Verilen metin =>

İLETİŞİM, MEDYA VE
KİTLE İLETİŞİMİ
Raymond Williams, communication sözcüğünün
İngilizce’de onbeşinci yüzyıldan beri bilindiğini aktarır.
Latince kökü “ortak” (İng. common) anlamına gelen, ayrıca
“benzeşenlerin oluşturduğu ortaklık” ve “topluluk”
anlamlarında da kullanılan communis sözcüğüdür.
Türkçe’deki kökenini ve kullanımını düşündüğümüzde, “iletişim” sözcüğü
communication’ın anlam çerçevesiyle değil “iletim”
(ing. transmission) sözcüğüyle ilintilidir.
Telgrafın icadına kadar “iletişim” ve “ulaşım/taşıma” kavramları hep bir arada düşünülmüştür. Çünkü uzun mesafe iletişim ancak mesajların fiziksel anlamda taşınmasıyla olanaklıdır. Bu bakımdan elektrikli telgraf, iletişimi “ulaştırma”dan bağımsızlaştırarak zaman ve mekanın sınırlarını
genişletme konusunda radikal bir değişim yaratmıştır.
Yirminci yüzyıla geldiğimizde communications sözcüğü, yeni gelişen iletişim teknolojilerinin de
katkısıyla asıl olarak kitle iletişim araçları (media) anlamında kullanılmaya başlamaştır.
İngilizce’deki media sözcüğü, günümüzde çoğunlukla,
“araç”, “ortam”, “mecra” ve “vasat” anlamlarında
kullanılan medium’un çoğuludur; Latince kökü medius’tur.

Görev a =>
Aşağıdaki satırları ilk satırdan "bar-segment — [878, 520, 1108, 603]" ifadesinin geçtiği satıra kadar (iki uç da dahil) boş satırları atlayarak numaralı liste halinde düzenle.

Veri satırları =>
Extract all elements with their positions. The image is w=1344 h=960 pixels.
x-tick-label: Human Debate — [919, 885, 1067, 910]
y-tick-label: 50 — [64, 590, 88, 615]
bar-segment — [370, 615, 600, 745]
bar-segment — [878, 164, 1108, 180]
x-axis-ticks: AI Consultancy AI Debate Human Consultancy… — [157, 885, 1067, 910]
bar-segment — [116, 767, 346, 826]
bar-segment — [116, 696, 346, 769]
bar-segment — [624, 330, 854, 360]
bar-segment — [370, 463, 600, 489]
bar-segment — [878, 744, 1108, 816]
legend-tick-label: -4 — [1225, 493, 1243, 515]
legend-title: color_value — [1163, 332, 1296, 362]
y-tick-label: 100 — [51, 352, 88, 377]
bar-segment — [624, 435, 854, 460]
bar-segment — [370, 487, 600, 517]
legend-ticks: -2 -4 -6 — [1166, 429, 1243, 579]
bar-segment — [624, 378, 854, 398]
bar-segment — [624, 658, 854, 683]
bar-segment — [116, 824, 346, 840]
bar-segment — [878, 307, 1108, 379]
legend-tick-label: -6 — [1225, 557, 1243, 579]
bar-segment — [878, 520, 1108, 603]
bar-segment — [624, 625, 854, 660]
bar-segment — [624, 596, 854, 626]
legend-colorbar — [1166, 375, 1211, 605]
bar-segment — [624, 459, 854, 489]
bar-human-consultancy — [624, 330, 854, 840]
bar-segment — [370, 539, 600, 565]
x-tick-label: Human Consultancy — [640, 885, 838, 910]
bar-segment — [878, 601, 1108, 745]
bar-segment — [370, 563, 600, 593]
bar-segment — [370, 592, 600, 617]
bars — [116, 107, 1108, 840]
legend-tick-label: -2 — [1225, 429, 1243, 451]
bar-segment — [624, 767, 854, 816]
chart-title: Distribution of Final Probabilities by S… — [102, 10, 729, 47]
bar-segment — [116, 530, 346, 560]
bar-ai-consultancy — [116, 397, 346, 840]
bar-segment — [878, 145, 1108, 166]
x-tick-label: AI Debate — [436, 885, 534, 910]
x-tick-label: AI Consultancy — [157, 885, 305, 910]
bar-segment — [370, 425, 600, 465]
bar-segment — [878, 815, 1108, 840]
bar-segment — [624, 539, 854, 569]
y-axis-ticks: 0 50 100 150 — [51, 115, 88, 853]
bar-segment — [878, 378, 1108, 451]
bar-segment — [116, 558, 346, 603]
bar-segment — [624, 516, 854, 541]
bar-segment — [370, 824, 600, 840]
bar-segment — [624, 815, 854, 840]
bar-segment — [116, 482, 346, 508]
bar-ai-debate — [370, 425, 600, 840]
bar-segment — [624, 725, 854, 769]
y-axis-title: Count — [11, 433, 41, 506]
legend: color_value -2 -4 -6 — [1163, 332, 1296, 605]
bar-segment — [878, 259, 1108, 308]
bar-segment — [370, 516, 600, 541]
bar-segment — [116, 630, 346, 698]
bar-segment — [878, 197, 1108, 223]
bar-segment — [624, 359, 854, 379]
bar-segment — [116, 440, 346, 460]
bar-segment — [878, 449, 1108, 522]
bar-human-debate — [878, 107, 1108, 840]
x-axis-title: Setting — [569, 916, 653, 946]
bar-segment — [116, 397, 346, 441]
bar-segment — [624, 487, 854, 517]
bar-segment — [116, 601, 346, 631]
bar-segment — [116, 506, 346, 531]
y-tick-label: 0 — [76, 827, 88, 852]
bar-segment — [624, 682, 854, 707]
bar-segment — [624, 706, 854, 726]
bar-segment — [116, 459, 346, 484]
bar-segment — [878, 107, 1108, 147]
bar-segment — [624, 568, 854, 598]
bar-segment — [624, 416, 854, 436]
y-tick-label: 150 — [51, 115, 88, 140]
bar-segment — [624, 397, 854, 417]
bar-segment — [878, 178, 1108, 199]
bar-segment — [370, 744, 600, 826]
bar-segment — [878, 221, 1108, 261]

Görev b =>
Verilen metne göre, telgrafın icadına kadar "iletişim" ve "ulaşım/taşıma" kavramları neden hep bir arada düşünülmüştür? Bir ila üç cümleyle açıkla.

Görev yanıtı a =>
1. Extract all elements with their positions. The image is w=1344 h=960 pixels.
2. x-tick-label: Human Debate — [919, 885, 1067, 910]
3. y-tick-label: 50 — [64, 590, 88, 615]
4. bar-segment — [370, 615, 600, 745]
5. bar-segment — [878, 164, 1108, 180]
6. x-axis-ticks: AI Consultancy AI Debate Human Consultancy… — [157, 885, 1067, 910]
7. bar-segment — [116, 767, 346, 826]
8. bar-segment — [116, 696, 346, 769]
9. bar-segment — [624, 330, 854, 360]
10. bar-segment — [370, 463, 600, 489]
11. bar-segment — [878, 744, 1108, 816]
12. legend-tick-label: -4 — [1225, 493, 1243, 515]
13. legend-title: color_value — [1163, 332, 1296, 362]
14. y-tick-label: 100 — [51, 352, 88, 377]
15. bar-segment — [624, 435, 854, 460]
16. bar-segment — [370, 487, 600, 517]
17. legend-ticks: -2 -4 -6 — [1166, 429, 1243, 579]
18. bar-segment — [624, 378, 854, 398]
19. bar-segment — [624, 658, 854, 683]
20. bar-segment — [116, 824, 346, 840]
21. bar-segment — [878, 307, 1108, 379]
22. legend-tick-label: -6 — [1225, 557, 1243, 579]
23. bar-segment — [878, 520, 1108, 603]

Görev yanıtı b =>
Çünkü uzun mesafeli iletişim ancak mesajların fiziksel anlamda taşınmasıyla mümkündü. Elektrikli telgraf, iletişimi ulaştırmadan bağımsız hale getirerek bu durumu değiştirdi.